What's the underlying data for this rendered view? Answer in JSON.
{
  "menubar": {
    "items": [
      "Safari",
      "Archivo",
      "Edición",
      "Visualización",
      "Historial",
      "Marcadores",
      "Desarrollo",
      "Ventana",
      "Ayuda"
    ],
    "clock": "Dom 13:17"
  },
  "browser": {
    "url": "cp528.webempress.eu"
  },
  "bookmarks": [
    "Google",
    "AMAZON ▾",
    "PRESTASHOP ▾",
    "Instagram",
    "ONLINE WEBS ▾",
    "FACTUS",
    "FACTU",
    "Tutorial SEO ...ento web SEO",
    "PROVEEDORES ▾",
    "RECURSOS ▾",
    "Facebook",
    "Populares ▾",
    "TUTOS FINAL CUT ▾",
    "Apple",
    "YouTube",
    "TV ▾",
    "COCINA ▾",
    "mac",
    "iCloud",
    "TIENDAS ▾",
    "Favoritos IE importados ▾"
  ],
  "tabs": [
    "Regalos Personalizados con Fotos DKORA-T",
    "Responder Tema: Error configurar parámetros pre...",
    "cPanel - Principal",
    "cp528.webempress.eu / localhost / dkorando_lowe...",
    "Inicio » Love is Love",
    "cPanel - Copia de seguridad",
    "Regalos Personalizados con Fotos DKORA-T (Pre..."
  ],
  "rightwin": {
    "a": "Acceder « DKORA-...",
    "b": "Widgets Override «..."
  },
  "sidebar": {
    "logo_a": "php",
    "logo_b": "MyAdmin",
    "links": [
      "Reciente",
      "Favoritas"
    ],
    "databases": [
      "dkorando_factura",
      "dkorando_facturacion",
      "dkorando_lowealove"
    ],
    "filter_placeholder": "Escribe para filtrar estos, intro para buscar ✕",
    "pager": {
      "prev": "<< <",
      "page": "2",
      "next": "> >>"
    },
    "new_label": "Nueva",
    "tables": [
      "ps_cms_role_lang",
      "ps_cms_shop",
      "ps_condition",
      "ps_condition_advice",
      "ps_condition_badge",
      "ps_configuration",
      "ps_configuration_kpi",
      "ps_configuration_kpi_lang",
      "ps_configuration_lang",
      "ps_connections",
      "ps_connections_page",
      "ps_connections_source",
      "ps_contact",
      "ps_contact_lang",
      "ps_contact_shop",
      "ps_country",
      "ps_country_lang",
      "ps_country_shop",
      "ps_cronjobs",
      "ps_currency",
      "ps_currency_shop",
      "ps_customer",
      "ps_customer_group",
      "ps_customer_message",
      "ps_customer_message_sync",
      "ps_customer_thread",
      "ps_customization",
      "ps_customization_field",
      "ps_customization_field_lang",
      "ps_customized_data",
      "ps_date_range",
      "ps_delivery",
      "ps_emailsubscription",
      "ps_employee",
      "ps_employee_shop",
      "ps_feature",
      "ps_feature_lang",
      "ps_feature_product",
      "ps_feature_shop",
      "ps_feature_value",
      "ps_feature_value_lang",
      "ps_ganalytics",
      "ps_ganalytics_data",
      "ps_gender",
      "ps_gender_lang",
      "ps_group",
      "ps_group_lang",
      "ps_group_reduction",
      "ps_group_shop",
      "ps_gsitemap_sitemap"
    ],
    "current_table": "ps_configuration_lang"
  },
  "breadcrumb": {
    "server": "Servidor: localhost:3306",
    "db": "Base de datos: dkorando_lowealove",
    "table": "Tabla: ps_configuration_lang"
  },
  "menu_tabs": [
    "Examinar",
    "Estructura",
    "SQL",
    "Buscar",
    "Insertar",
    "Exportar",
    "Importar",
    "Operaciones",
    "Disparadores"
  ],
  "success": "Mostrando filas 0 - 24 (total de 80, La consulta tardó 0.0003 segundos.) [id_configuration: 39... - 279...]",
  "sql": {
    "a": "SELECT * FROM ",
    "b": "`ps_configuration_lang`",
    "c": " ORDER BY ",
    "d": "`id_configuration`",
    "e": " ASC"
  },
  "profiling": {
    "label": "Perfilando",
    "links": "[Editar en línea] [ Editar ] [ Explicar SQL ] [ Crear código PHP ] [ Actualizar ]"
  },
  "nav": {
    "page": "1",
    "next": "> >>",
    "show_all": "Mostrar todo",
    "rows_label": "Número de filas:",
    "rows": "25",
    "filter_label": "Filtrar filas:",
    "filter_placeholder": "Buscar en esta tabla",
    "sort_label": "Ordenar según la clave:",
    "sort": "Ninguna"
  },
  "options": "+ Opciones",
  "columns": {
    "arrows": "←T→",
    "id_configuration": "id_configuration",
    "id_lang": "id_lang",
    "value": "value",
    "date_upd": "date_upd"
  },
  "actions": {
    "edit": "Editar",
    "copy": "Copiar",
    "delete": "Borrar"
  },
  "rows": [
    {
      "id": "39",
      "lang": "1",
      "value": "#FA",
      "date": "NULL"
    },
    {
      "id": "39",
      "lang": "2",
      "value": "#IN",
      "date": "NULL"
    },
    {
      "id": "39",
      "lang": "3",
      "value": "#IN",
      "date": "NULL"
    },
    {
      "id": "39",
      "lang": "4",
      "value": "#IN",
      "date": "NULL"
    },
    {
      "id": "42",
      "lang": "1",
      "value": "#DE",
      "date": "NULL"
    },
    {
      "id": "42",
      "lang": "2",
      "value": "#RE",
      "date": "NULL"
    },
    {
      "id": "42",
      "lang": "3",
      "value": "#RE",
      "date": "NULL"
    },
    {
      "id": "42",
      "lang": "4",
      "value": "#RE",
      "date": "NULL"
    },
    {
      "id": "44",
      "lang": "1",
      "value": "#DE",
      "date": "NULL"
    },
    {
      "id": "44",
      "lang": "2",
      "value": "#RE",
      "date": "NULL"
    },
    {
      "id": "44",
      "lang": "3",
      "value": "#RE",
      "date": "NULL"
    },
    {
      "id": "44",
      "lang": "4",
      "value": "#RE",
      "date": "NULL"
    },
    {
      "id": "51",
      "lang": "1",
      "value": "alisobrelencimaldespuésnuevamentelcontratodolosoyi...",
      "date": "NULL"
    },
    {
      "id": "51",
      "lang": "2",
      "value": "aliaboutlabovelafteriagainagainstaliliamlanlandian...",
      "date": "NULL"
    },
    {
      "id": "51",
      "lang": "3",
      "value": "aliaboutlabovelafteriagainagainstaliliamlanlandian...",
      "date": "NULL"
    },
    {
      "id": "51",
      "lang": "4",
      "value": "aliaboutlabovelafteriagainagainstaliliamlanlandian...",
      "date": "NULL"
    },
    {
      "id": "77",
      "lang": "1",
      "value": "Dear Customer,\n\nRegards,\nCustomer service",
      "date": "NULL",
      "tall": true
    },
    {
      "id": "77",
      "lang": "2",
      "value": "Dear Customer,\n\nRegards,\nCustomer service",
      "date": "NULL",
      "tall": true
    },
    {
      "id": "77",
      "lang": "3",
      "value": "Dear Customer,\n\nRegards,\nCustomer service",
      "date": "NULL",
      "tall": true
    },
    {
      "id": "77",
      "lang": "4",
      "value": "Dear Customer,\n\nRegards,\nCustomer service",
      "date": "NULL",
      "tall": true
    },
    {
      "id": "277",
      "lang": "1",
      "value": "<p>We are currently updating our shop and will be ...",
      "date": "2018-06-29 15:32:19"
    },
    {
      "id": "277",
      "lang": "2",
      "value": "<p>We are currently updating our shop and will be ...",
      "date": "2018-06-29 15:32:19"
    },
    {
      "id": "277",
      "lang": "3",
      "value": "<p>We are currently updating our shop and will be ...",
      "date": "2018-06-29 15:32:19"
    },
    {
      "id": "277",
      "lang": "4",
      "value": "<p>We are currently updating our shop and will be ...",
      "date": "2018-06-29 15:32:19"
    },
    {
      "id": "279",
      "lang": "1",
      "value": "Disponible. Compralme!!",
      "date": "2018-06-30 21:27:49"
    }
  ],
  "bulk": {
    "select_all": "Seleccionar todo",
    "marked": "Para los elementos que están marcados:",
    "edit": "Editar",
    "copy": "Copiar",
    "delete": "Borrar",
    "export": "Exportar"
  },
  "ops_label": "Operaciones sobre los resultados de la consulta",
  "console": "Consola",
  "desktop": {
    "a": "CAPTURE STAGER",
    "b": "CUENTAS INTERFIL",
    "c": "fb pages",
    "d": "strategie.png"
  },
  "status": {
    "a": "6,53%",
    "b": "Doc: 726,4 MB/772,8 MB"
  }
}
::::::::::
→ **EXERCISE AIM**
Collect each line of the entries that has the word "Fotos", copying it in full.

→ **EXERCISE RESPONSE**
    "Regalos Personalizados con Fotos DKORA-T",
    "Regalos Personalizados con Fotos DKORA-T (Pre..."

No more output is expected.